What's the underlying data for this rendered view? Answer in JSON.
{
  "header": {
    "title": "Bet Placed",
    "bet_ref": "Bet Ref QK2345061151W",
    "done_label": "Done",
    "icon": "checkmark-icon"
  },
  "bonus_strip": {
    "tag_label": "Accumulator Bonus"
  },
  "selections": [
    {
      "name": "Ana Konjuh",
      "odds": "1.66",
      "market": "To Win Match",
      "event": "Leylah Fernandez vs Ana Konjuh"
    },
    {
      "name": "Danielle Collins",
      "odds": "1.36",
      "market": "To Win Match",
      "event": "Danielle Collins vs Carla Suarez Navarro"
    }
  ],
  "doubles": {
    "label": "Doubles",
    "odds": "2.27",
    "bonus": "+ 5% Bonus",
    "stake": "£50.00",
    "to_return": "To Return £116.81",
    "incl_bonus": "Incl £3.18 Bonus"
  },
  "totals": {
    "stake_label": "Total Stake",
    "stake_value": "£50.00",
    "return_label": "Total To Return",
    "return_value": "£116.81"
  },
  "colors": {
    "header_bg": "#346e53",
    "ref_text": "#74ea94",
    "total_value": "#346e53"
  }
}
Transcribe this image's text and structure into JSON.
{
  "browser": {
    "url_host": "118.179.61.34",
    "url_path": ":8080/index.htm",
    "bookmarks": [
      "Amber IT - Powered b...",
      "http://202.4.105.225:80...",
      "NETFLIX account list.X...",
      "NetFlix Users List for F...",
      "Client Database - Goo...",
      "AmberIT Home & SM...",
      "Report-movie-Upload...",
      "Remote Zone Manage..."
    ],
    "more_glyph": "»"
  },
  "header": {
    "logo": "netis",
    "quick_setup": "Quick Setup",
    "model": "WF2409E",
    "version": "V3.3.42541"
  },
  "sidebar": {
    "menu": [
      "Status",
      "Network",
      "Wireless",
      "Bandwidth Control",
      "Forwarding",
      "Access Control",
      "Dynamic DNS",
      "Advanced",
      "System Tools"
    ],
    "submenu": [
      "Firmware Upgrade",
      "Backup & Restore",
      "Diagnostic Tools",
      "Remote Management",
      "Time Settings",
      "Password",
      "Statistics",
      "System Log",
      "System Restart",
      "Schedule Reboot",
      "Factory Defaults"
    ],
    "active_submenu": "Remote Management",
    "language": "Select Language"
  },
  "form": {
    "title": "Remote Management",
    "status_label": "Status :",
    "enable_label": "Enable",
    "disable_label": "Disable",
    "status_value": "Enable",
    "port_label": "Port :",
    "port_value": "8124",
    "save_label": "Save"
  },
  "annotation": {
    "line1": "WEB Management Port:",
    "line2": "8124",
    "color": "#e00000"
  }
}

- - - - -

* JOB
Where a line holds "name", copy it out.

* FINISHED TASK
      "name": "Ana Konjuh",
      "name": "Danielle Collins",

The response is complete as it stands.